» **Directions**
Return the material below in full and exactly.

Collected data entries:
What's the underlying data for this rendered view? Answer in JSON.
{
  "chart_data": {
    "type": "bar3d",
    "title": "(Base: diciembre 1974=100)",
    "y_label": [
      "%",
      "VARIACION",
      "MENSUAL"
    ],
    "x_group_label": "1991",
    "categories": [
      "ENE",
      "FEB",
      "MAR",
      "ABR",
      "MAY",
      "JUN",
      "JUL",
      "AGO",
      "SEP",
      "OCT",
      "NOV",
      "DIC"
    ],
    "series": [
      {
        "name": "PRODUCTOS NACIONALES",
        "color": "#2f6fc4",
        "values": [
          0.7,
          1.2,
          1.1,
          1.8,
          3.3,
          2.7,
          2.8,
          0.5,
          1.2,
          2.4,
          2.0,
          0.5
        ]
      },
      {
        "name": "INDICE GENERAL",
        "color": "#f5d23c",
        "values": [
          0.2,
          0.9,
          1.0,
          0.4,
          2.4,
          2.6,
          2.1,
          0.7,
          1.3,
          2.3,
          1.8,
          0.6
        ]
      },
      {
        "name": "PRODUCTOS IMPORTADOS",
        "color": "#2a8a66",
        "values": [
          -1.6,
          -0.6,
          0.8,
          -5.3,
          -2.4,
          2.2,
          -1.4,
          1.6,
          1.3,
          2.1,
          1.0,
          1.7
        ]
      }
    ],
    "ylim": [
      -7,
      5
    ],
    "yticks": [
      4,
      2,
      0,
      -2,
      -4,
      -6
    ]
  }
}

» **Output for this task**
What's the underlying data for this rendered view? Answer in JSON.
{
  "chart_data": {
    "type": "bar3d",
    "title": "(Base: diciembre 1974=100)",
    "y_label": [
      "%",
      "VARIACION",
      "MENSUAL"
    ],
    "x_group_label": "1991",
    "categories": [
      "ENE",
      "FEB",
      "MAR",
      "ABR",
      "MAY",
      "JUN",
      "JUL",
      "AGO",
      "SEP",
      "OCT",
      "NOV",
      "DIC"
    ],
    "series": [
      {
        "name": "PRODUCTOS NACIONALES",
        "color": "#2f6fc4",
        "values": [
          0.7,
          1.2,
          1.1,
          1.8,
          3.3,
          2.7,
          2.8,
          0.5,
          1.2,
          2.4,
          2.0,
          0.5
        ]
      },
      {
        "name": "INDICE GENERAL",
        "color": "#f5d23c",
        "values": [
          0.2,
          0.9,
          1.0,
          0.4,
          2.4,
          2.6,
          2.1,
          0.7,
          1.3,
          2.3,
          1.8,
          0.6
        ]
      },
      {
        "name": "PRODUCTOS IMPORTADOS",
        "color": "#2a8a66",
        "values": [
          -1.6,
          -0.6,
          0.8,
          -5.3,
          -2.4,
          2.2,
          -1.4,
          1.6,
          1.3,
          2.1,
          1.0,
          1.7
        ]
      }
    ],
    "ylim": [
      -7,
      5
    ],
    "yticks": [
      4,
      2,
      0,
      -2,
      -4,
      -6
    ]
  }
}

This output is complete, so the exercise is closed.